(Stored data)
•••

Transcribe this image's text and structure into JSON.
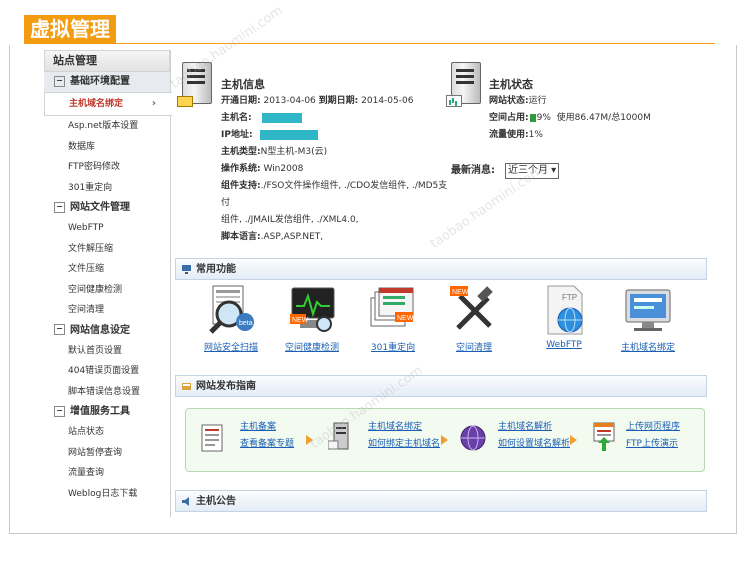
{
  "header": {
    "title": "虚拟管理"
  },
  "sidebar": {
    "title": "站点管理",
    "groups": [
      {
        "label": "基础环境配置",
        "toggle": "⊟",
        "items": [
          "主机域名绑定",
          "Asp.net版本设置",
          "数据库",
          "FTP密码修改",
          "301重定向"
        ]
      },
      {
        "label": "网站文件管理",
        "toggle": "⊟",
        "items": [
          "WebFTP",
          "文件解压缩",
          "文件压缩",
          "空间健康检测",
          "空间清理"
        ]
      },
      {
        "label": "网站信息设定",
        "toggle": "⊟",
        "items": [
          "默认首页设置",
          "404错误页面设置",
          "脚本错误信息设置"
        ]
      },
      {
        "label": "增值服务工具",
        "toggle": "⊟",
        "items": [
          "站点状态",
          "网站暂停查询",
          "流量查询",
          "Weblog日志下载"
        ]
      }
    ]
  },
  "host_info": {
    "title": "主机信息",
    "open_label": "开通日期:",
    "open_date": "2013-04-06",
    "expire_label": "到期日期:",
    "expire_date": "2014-05-06",
    "hostname_label": "主机名:",
    "ip_label": "IP地址:",
    "type_label": "主机类型:",
    "type_value": "N型主机-M3(云)",
    "os_label": "操作系统:",
    "os_value": "Win2008",
    "components_label": "组件支持:",
    "components_line1": "./FSO文件操作组件, ./CDO发信组件, ./MD5支付",
    "components_line2": "组件, ./JMAIL发信组件, ./XML4.0,",
    "script_label": "脚本语言:",
    "script_value": ".ASP,ASP.NET,"
  },
  "host_status": {
    "title": "主机状态",
    "status_label": "网站状态:",
    "status_value": "运行",
    "space_label": "空间占用:",
    "space_percent": "9%",
    "space_detail": "使用86.47M/总1000M",
    "traffic_label": "流量使用:",
    "traffic_value": "1%",
    "news_label": "最新消息:",
    "news_select": "近三个月"
  },
  "common": {
    "title": "常用功能",
    "items": [
      {
        "label": "网站安全扫描",
        "icon": "security-scan-icon"
      },
      {
        "label": "空间健康检测",
        "icon": "health-check-icon"
      },
      {
        "label": "301重定向",
        "icon": "redirect-icon"
      },
      {
        "label": "空间清理",
        "icon": "cleanup-tools-icon"
      },
      {
        "label": "WebFTP",
        "icon": "webftp-icon"
      },
      {
        "label": "主机域名绑定",
        "icon": "domain-bind-icon"
      }
    ]
  },
  "guide": {
    "title": "网站发布指南",
    "steps": [
      {
        "line1": "主机备案",
        "line2": "查看备案专题"
      },
      {
        "line1": "主机域名绑定",
        "line2": "如何绑定主机域名"
      },
      {
        "line1": "主机域名解析",
        "line2": "如何设置域名解析"
      },
      {
        "line1": "上传网页程序",
        "line2": "FTP上传演示"
      }
    ]
  },
  "notice": {
    "title": "主机公告"
  },
  "colors": {
    "accent": "#f39c12",
    "link": "#1a5fb4",
    "bar": "#2fb7c7"
  }
}
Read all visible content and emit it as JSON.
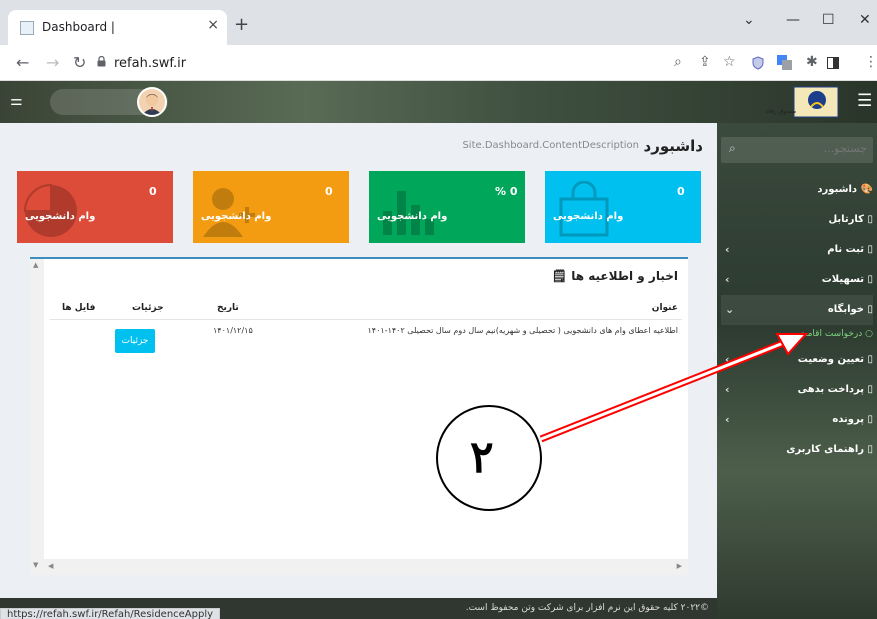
{
  "browser": {
    "tab_title": "Dashboard |",
    "tab_close": "×",
    "new_tab": "+",
    "url": "refah.swf.ir",
    "status_url": "https://refah.swf.ir/Refah/ResidenceApply",
    "window_controls": {
      "minimize": "—",
      "maximize": "☐",
      "close": "✕",
      "dropdown": "⌄"
    },
    "nav": {
      "back": "←",
      "forward": "→",
      "reload": "↻"
    },
    "toolbar_icons": [
      "zoom-icon",
      "share-icon",
      "bookmark-star-icon",
      "shield-extension-icon",
      "translate-extension-icon",
      "puzzle-extensions-icon",
      "sidepanel-icon",
      "menu-kebab-icon"
    ]
  },
  "topbar": {
    "toggle_icon": "sliders-icon",
    "menu_icon": "hamburger-icon"
  },
  "sidebar": {
    "search_placeholder": "جستجو...",
    "items": [
      {
        "label": "داشبورد",
        "icon": "palette-icon",
        "has_children": false
      },
      {
        "label": "کارتابل",
        "icon": "square-icon",
        "has_children": false
      },
      {
        "label": "ثبت نام",
        "icon": "square-icon",
        "has_children": true
      },
      {
        "label": "تسهیلات",
        "icon": "square-icon",
        "has_children": true
      },
      {
        "label": "خوابگاه",
        "icon": "square-icon",
        "has_children": true,
        "expanded": true
      },
      {
        "label": "تعیین وضعیت",
        "icon": "square-icon",
        "has_children": true
      },
      {
        "label": "پرداخت بدهی",
        "icon": "square-icon",
        "has_children": true
      },
      {
        "label": "پرونده",
        "icon": "square-icon",
        "has_children": true
      },
      {
        "label": "راهنمای کاربری",
        "icon": "square-icon",
        "has_children": false
      }
    ],
    "subitem": {
      "label": "درخواست اقامت",
      "color": "#7fd37f"
    }
  },
  "content": {
    "title": "داشبورد",
    "description": "Site.Dashboard.ContentDescription",
    "boxes": [
      {
        "value": "0",
        "label": "وام دانشجویی",
        "color": "#00c0ef",
        "icon": "shopping-bag-icon"
      },
      {
        "value": "% 0",
        "label": "وام دانشجویی",
        "color": "#00a65a",
        "icon": "bar-chart-icon"
      },
      {
        "value": "0",
        "label": "وام دانشجویی",
        "color": "#f39c12",
        "icon": "user-add-icon"
      },
      {
        "value": "0",
        "label": "وام دانشجویی",
        "color": "#dd4b39",
        "icon": "pie-chart-icon"
      }
    ],
    "news": {
      "title": "اخبار و اطلاعیه ها",
      "columns": [
        "عنوان",
        "تاریخ",
        "جزئیات",
        "فایل ها"
      ],
      "rows": [
        {
          "title": "اطلاعیه اعطای وام های دانشجویی ( تحصیلی و شهریه)نیم سال دوم سال تحصیلی ۱۴۰۲-۱۴۰۱",
          "date": "۱۴۰۱/۱۲/۱۵",
          "button": "جزئیات",
          "files": ""
        }
      ]
    }
  },
  "footer": {
    "text": "©۲۰۲۲ کلیه حقوق این نرم افزار برای شرکت وتن محفوظ است."
  },
  "annotation": {
    "number": "۲",
    "color": "#ff0000"
  }
}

•••

**Given task:** Without the pictures, output the full listing exactly as it stands.

**Final result:**
Transcribe this image's text and structure into JSON.
{
  "header": {
    "title": "虚拟管理"
  },
  "sidebar": {
    "title": "站点管理",
    "groups": [
      {
        "label": "基础环境配置",
        "toggle": "⊟",
        "items": [
          "主机域名绑定",
          "Asp.net版本设置",
          "数据库",
          "FTP密码修改",
          "301重定向"
        ]
      },
      {
        "label": "网站文件管理",
        "toggle": "⊟",
        "items": [
          "WebFTP",
          "文件解压缩",
          "文件压缩",
          "空间健康检测",
          "空间清理"
        ]
      },
      {
        "label": "网站信息设定",
        "toggle": "⊟",
        "items": [
          "默认首页设置",
          "404错误页面设置",
          "脚本错误信息设置"
        ]
      },
      {
        "label": "增值服务工具",
        "toggle": "⊟",
        "items": [
          "站点状态",
          "网站暂停查询",
          "流量查询",
          "Weblog日志下载"
        ]
      }
    ]
  },
  "host_info": {
    "title": "主机信息",
    "open_label": "开通日期:",
    "open_date": "2013-04-06",
    "expire_label": "到期日期:",
    "expire_date": "2014-05-06",
    "hostname_label": "主机名:",
    "ip_label": "IP地址:",
    "type_label": "主机类型:",
    "type_value": "N型主机-M3(云)",
    "os_label": "操作系统:",
    "os_value": "Win2008",
    "components_label": "组件支持:",
    "components_line1": "./FSO文件操作组件, ./CDO发信组件, ./MD5支付",
    "components_line2": "组件, ./JMAIL发信组件, ./XML4.0,",
    "script_label": "脚本语言:",
    "script_value": ".ASP,ASP.NET,"
  },
  "host_status": {
    "title": "主机状态",
    "status_label": "网站状态:",
    "status_value": "运行",
    "space_label": "空间占用:",
    "space_percent": "9%",
    "space_detail": "使用86.47M/总1000M",
    "traffic_label": "流量使用:",
    "traffic_value": "1%",
    "news_label": "最新消息:",
    "news_select": "近三个月"
  },
  "common": {
    "title": "常用功能",
    "items": [
      {
        "label": "网站安全扫描",
        "icon": "security-scan-icon"
      },
      {
        "label": "空间健康检测",
        "icon": "health-check-icon"
      },
      {
        "label": "301重定向",
        "icon": "redirect-icon"
      },
      {
        "label": "空间清理",
        "icon": "cleanup-tools-icon"
      },
      {
        "label": "WebFTP",
        "icon": "webftp-icon"
      },
      {
        "label": "主机域名绑定",
        "icon": "domain-bind-icon"
      }
    ]
  },
  "guide": {
    "title": "网站发布指南",
    "steps": [
      {
        "line1": "主机备案",
        "line2": "查看备案专题"
      },
      {
        "line1": "主机域名绑定",
        "line2": "如何绑定主机域名"
      },
      {
        "line1": "主机域名解析",
        "line2": "如何设置域名解析"
      },
      {
        "line1": "上传网页程序",
        "line2": "FTP上传演示"
      }
    ]
  },
  "notice": {
    "title": "主机公告"
  },
  "colors": {
    "accent": "#f39c12",
    "link": "#1a5fb4",
    "bar": "#2fb7c7"
  }
}
Read all visible content and emit it as JSON.
{
  "browser": {
    "tab_title": "Dashboard |",
    "tab_close": "×",
    "new_tab": "+",
    "url": "refah.swf.ir",
    "status_url": "https://refah.swf.ir/Refah/ResidenceApply",
    "window_controls": {
      "minimize": "—",
      "maximize": "☐",
      "close": "✕",
      "dropdown": "⌄"
    },
    "nav": {
      "back": "←",
      "forward": "→",
      "reload": "↻"
    },
    "toolbar_icons": [
      "zoom-icon",
      "share-icon",
      "bookmark-star-icon",
      "shield-extension-icon",
      "translate-extension-icon",
      "puzzle-extensions-icon",
      "sidepanel-icon",
      "menu-kebab-icon"
    ]
  },
  "topbar": {
    "toggle_icon": "sliders-icon",
    "menu_icon": "hamburger-icon"
  },
  "sidebar": {
    "search_placeholder": "جستجو...",
    "items": [
      {
        "label": "داشبورد",
        "icon": "palette-icon",
        "has_children": false
      },
      {
        "label": "کارتابل",
        "icon": "square-icon",
        "has_children": false
      },
      {
        "label": "ثبت نام",
        "icon": "square-icon",
        "has_children": true
      },
      {
        "label": "تسهیلات",
        "icon": "square-icon",
        "has_children": true
      },
      {
        "label": "خوابگاه",
        "icon": "square-icon",
        "has_children": true,
        "expanded": true
      },
      {
        "label": "تعیین وضعیت",
        "icon": "square-icon",
        "has_children": true
      },
      {
        "label": "پرداخت بدهی",
        "icon": "square-icon",
        "has_children": true
      },
      {
        "label": "پرونده",
        "icon": "square-icon",
        "has_children": true
      },
      {
        "label": "راهنمای کاربری",
        "icon": "square-icon",
        "has_children": false
      }
    ],
    "subitem": {
      "label": "درخواست اقامت",
      "color": "#7fd37f"
    }
  },
  "content": {
    "title": "داشبورد",
    "description": "Site.Dashboard.ContentDescription",
    "boxes": [
      {
        "value": "0",
        "label": "وام دانشجویی",
        "color": "#00c0ef",
        "icon": "shopping-bag-icon"
      },
      {
        "value": "% 0",
        "label": "وام دانشجویی",
        "color": "#00a65a",
        "icon": "bar-chart-icon"
      },
      {
        "value": "0",
        "label": "وام دانشجویی",
        "color": "#f39c12",
        "icon": "user-add-icon"
      },
      {
        "value": "0",
        "label": "وام دانشجویی",
        "color": "#dd4b39",
        "icon": "pie-chart-icon"
      }
    ],
    "news": {
      "title": "اخبار و اطلاعیه ها",
      "columns": [
        "عنوان",
        "تاریخ",
        "جزئیات",
        "فایل ها"
      ],
      "rows": [
        {
          "title": "اطلاعیه اعطای وام های دانشجویی ( تحصیلی و شهریه)نیم سال دوم سال تحصیلی ۱۴۰۲-۱۴۰۱",
          "date": "۱۴۰۱/۱۲/۱۵",
          "button": "جزئیات",
          "files": ""
        }
      ]
    }
  },
  "footer": {
    "text": "©۲۰۲۲ کلیه حقوق این نرم افزار برای شرکت وتن محفوظ است."
  },
  "annotation": {
    "number": "۲",
    "color": "#ff0000"
  }
}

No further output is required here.